Extract all of the entries and give them again, word for word.

▶ **ENTRIES SHOWN**:
+++++

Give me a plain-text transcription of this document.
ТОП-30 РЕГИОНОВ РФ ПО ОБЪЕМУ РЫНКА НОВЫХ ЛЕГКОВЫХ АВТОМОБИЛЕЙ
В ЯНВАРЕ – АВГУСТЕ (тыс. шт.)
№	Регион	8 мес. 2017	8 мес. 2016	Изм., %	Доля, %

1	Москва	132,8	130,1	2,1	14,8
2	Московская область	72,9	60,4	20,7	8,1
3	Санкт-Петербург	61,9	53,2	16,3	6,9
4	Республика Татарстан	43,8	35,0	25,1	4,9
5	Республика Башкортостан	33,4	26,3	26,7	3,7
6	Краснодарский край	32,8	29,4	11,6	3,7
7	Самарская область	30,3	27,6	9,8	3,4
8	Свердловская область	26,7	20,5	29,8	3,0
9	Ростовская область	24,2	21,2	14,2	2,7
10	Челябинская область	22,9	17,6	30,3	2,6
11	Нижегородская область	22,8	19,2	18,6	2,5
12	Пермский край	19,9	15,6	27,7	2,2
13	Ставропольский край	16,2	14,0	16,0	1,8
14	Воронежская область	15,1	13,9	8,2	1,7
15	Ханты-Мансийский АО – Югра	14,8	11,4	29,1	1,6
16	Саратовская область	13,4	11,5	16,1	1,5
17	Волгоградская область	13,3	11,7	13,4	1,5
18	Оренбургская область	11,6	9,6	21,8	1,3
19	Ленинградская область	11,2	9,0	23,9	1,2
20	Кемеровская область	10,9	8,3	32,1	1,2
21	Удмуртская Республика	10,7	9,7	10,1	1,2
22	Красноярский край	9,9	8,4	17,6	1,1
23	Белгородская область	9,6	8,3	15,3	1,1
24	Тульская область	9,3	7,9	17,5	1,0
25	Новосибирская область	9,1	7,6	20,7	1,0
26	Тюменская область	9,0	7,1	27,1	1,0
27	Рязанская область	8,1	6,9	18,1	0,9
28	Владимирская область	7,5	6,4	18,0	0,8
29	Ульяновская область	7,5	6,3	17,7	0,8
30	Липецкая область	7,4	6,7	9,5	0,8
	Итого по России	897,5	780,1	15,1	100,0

+++++

▶ **ANSWER TO THE EXERCISE**:
Give me a plain-text transcription of this document.
ТОП-30 РЕГИОНОВ РФ ПО ОБЪЕМУ РЫНКА НОВЫХ ЛЕГКОВЫХ АВТОМОБИЛЕЙ
В ЯНВАРЕ – АВГУСТЕ (тыс. шт.)
№	Регион	8 мес. 2017	8 мес. 2016	Изм., %	Доля, %

1	Москва	132,8	130,1	2,1	14,8
2	Московская область	72,9	60,4	20,7	8,1
3	Санкт-Петербург	61,9	53,2	16,3	6,9
4	Республика Татарстан	43,8	35,0	25,1	4,9
5	Республика Башкортостан	33,4	26,3	26,7	3,7
6	Краснодарский край	32,8	29,4	11,6	3,7
7	Самарская область	30,3	27,6	9,8	3,4
8	Свердловская область	26,7	20,5	29,8	3,0
9	Ростовская область	24,2	21,2	14,2	2,7
10	Челябинская область	22,9	17,6	30,3	2,6
11	Нижегородская область	22,8	19,2	18,6	2,5
12	Пермский край	19,9	15,6	27,7	2,2
13	Ставропольский край	16,2	14,0	16,0	1,8
14	Воронежская область	15,1	13,9	8,2	1,7
15	Ханты-Мансийский АО – Югра	14,8	11,4	29,1	1,6
16	Саратовская область	13,4	11,5	16,1	1,5
17	Волгоградская область	13,3	11,7	13,4	1,5
18	Оренбургская область	11,6	9,6	21,8	1,3
19	Ленинградская область	11,2	9,0	23,9	1,2
20	Кемеровская область	10,9	8,3	32,1	1,2
21	Удмуртская Республика	10,7	9,7	10,1	1,2
22	Красноярский край	9,9	8,4	17,6	1,1
23	Белгородская область	9,6	8,3	15,3	1,1
24	Тульская область	9,3	7,9	17,5	1,0
25	Новосибирская область	9,1	7,6	20,7	1,0
26	Тюменская область	9,0	7,1	27,1	1,0
27	Рязанская область	8,1	6,9	18,1	0,9
28	Владимирская область	7,5	6,4	18,0	0,8
29	Ульяновская область	7,5	6,3	17,7	0,8
30	Липецкая область	7,4	6,7	9,5	0,8
	Итого по России	897,5	780,1	15,1	100,0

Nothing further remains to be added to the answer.